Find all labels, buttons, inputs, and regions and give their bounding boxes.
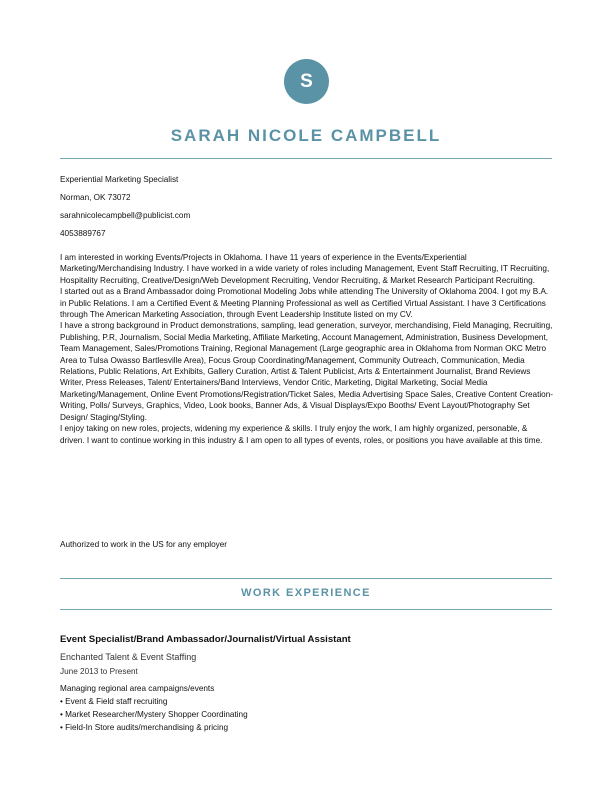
summary-paragraph: I am interested in working Events/Projects in Oklahoma. I have 11 years of experience in the Events/Experiential Marketing/Merchandising Industry. I have worked in a wide variety of roles including Management, Event Staff Recruiting, IT Recruiting, Hospitality Recruiting, Creative/Design/Web Development Recruiting, Vendor Recruiting, & Market Research Participant Recruiting. [60,253,550,285]
summary-paragraph: I have a strong background in Product demonstrations, sampling, lead generation, surveyor, merchandising, Field Managing, Recruiting, Publishing, P.R, Journalism, Social Media Marketing, Affiliate Marketing, Account Management, Administration, Business Development, Team Management, Sales/Promotions Training, Regional Management (Large geographic area in Oklahoma from Norman OKC Metro Area to Tulsa Owasso Bartlesville Area), Focus Group Coordinating/Management, Community Outreach, Communication, Media Relations, Public Relations, Art Exhibits, Gallery Curation, Artist & Talent Publicist, Arts & Entertainment Journalist, Brand Reviews Writer, Press Releases, Talent/ Entertainers/Band Interviews, Vendor Critic, Marketing, Digital Marketing, Social Media Marketing/Management, Online Event Promotions/Registration/Ticket Sales, Media Advertising Space Sales, Creative Content Creation- Writing, Polls/ Surveys, Graphics, Video, Look books, Banner Ads, & Visual Displays/Expo Booths/ Event Layout/Photography Set Design/ Staging/Styling. [60,321,554,422]
job-bullets [60,695,248,734]
divider [60,158,552,159]
avatar: S [284,59,329,104]
job-headline: Experiential Marketing Specialist [60,175,179,184]
list-item: • Market Researcher/Mystery Shopper Coordinating [60,708,248,721]
location: Norman, OK 73072 [60,193,131,202]
list-item: • Field-In Store audits/merchandising & pricing [60,721,248,734]
section-heading: WORK EXPERIENCE [241,587,371,599]
work-authorization: Authorized to work in the US for any employer [60,540,228,549]
divider [60,578,552,579]
job-description [60,682,248,734]
company: Enchanted Talent & Event Staffing [60,652,197,662]
summary-paragraph: I started out as a Brand Ambassador doing Promotional Modeling Jobs while attending The University of Oklahoma 2004. I got my B.A. in Public Relations. I am a Certified Event & Meeting Planning Professional as well as Certified Virtual Assistant. I have 3 Certifications through The American Marketing Association, through Event Leadership Institute listed on my CV. [60,287,549,320]
summary-paragraph: I enjoy taking on new roles, projects, widening my experience & skills. I truly enjoy the work, I am highly organized, personable, & driven. I want to continue working in this industry & I am open to all types of events, roles, or positions you have available at this time. [60,424,543,445]
summary [60,252,554,446]
email: sarahnicolecampbell@publicist.com [60,211,191,220]
job-intro: Managing regional area campaigns/events [60,684,215,693]
list-item: • Event & Field staff recruiting [60,695,248,708]
divider [60,609,552,610]
job-title: Event Specialist/Brand Ambassador/Journalist/Virtual Assistant [60,634,351,645]
resume-name: SARAH NICOLE CAMPBELL [170,126,442,145]
job-dates: June 2013 to Present [60,667,138,676]
phone: 4053889767 [60,229,106,238]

=-=-=

Письменное задание >> Перепишите дословно все строки приведённых выше записей. Изображения в ответ не включайте.

Результат выполнения >>
Find all labels, buttons, inputs, and regions and give their bounding boxes.
summary-paragraph: I am interested in working Events/Projects in Oklahoma. I have 11 years of experience in the Events/Experiential Marketing/Merchandising Industry. I have worked in a wide variety of roles including Management, Event Staff Recruiting, IT Recruiting, Hospitality Recruiting, Creative/Design/Web Development Recruiting, Vendor Recruiting, & Market Research Participant Recruiting. [60,253,550,285]
summary-paragraph: I have a strong background in Product demonstrations, sampling, lead generation, surveyor, merchandising, Field Managing, Recruiting, Publishing, P.R, Journalism, Social Media Marketing, Affiliate Marketing, Account Management, Administration, Business Development, Team Management, Sales/Promotions Training, Regional Management (Large geographic area in Oklahoma from Norman OKC Metro Area to Tulsa Owasso Bartlesville Area), Focus Group Coordinating/Management, Community Outreach, Communication, Media Relations, Public Relations, Art Exhibits, Gallery Curation, Artist & Talent Publicist, Arts & Entertainment Journalist, Brand Reviews Writer, Press Releases, Talent/ Entertainers/Band Interviews, Vendor Critic, Marketing, Digital Marketing, Social Media Marketing/Management, Online Event Promotions/Registration/Ticket Sales, Media Advertising Space Sales, Creative Content Creation- Writing, Polls/ Surveys, Graphics, Video, Look books, Banner Ads, & Visual Displays/Expo Booths/ Event Layout/Photography Set Design/ Staging/Styling. [60,321,554,422]
job-bullets [60,695,248,734]
divider [60,158,552,159]
avatar: S [284,59,329,104]
job-headline: Experiential Marketing Specialist [60,175,179,184]
list-item: • Market Researcher/Mystery Shopper Coordinating [60,708,248,721]
location: Norman, OK 73072 [60,193,131,202]
list-item: • Field-In Store audits/merchandising & pricing [60,721,248,734]
section-heading: WORK EXPERIENCE [241,587,371,599]
work-authorization: Authorized to work in the US for any employer [60,540,228,549]
divider [60,578,552,579]
job-description [60,682,248,734]
company: Enchanted Talent & Event Staffing [60,652,197,662]
summary-paragraph: I started out as a Brand Ambassador doing Promotional Modeling Jobs while attending The University of Oklahoma 2004. I got my B.A. in Public Relations. I am a Certified Event & Meeting Planning Professional as well as Certified Virtual Assistant. I have 3 Certifications through The American Marketing Association, through Event Leadership Institute listed on my CV. [60,287,549,320]
summary-paragraph: I enjoy taking on new roles, projects, widening my experience & skills. I truly enjoy the work, I am highly organized, personable, & driven. I want to continue working in this industry & I am open to all types of events, roles, or positions you have available at this time. [60,424,543,445]
summary [60,252,554,446]
email: sarahnicolecampbell@publicist.com [60,211,191,220]
job-intro: Managing regional area campaigns/events [60,684,215,693]
list-item: • Event & Field staff recruiting [60,695,248,708]
divider [60,609,552,610]
job-title: Event Specialist/Brand Ambassador/Journalist/Virtual Assistant [60,634,351,645]
resume-name: SARAH NICOLE CAMPBELL [170,126,442,145]
job-dates: June 2013 to Present [60,667,138,676]
phone: 4053889767 [60,229,106,238]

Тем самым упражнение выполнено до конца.